Work out how many lines hold the string "WhatsApp". Give that number and nothing more.
****************************************
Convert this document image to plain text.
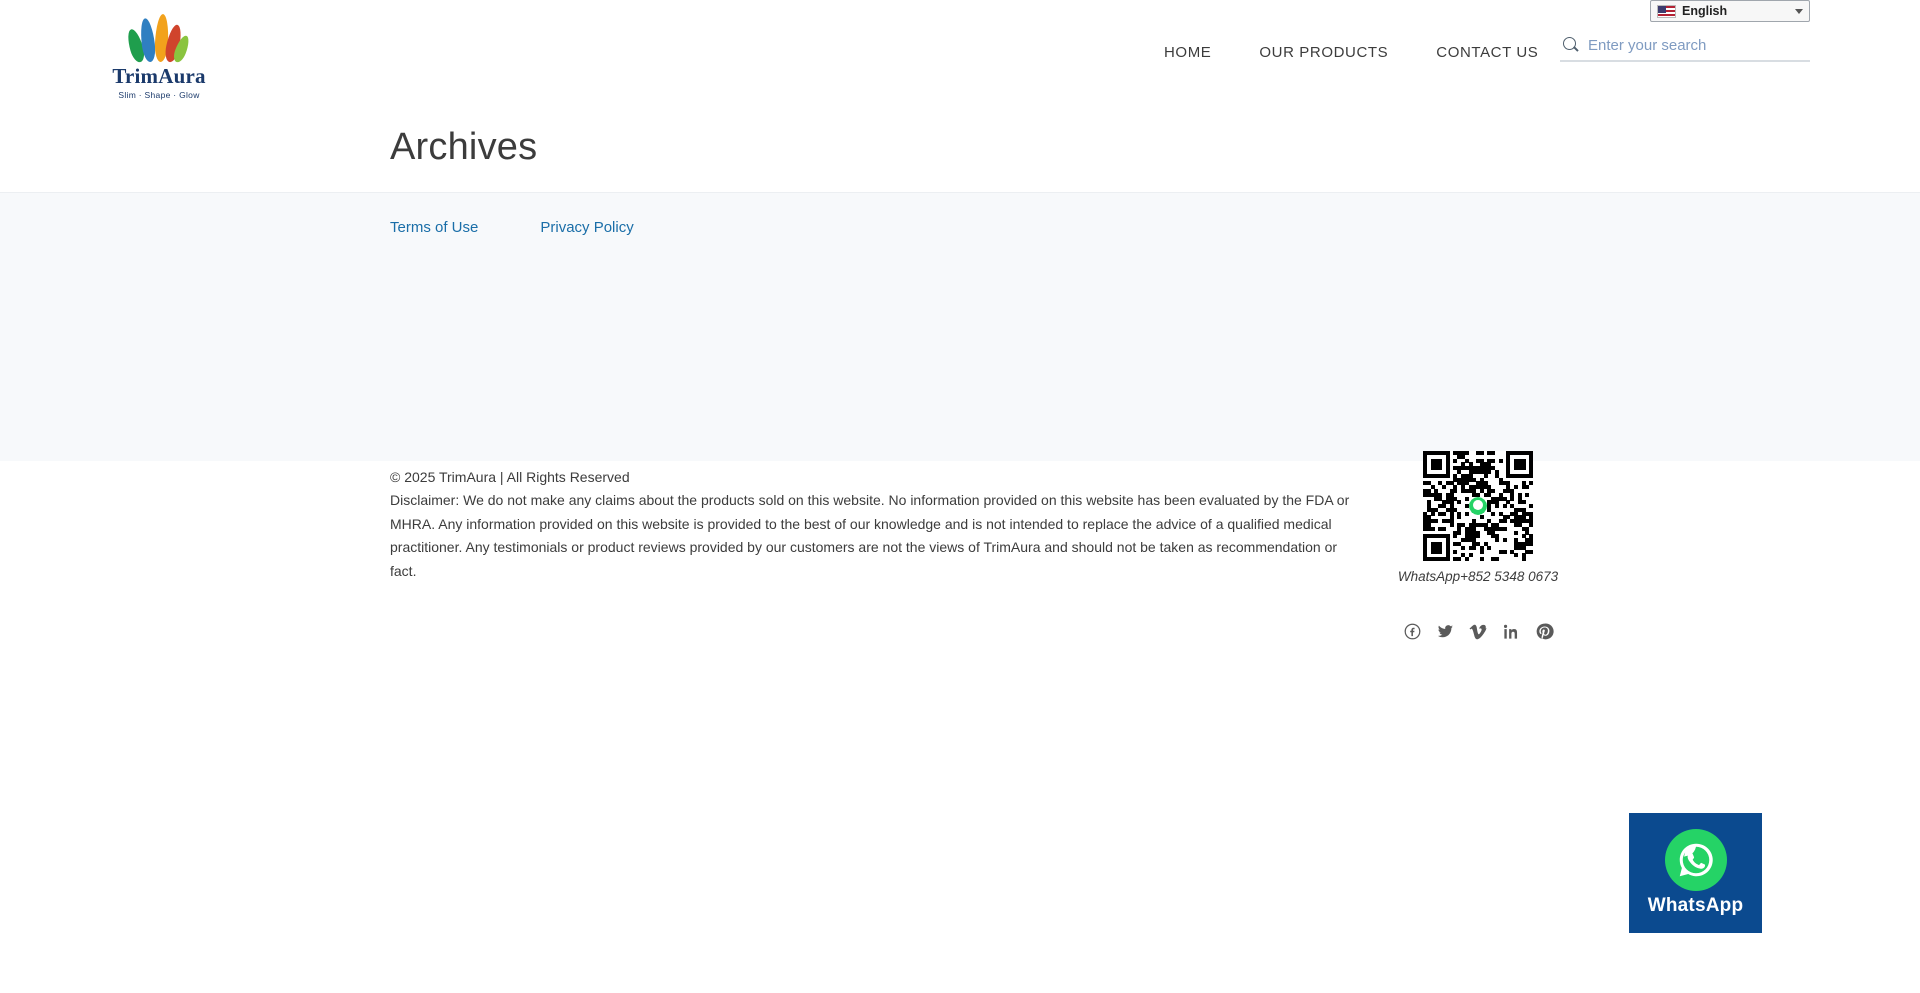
TrimAura
Slim · Shape · Glow
HOME	OUR PRODUCTS	CONTACT US
English
Enter your search
Archives
Terms of Use	Privacy Policy
© 2025 TrimAura | All Rights Reserved
Disclaimer: We do not make any claims about the products sold on this website. No information provided on this website has been evaluated by the FDA or MHRA. Any information provided on this website is provided to the best of our knowledge and is not intended to replace the advice of a qualified medical practitioner. Any testimonials or product reviews provided by our customers are not the views of TrimAura and should not be taken as recommendation or fact.	WhatsApp+852 5348 0673
WhatsApp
****************************************
» **Final answer**: 2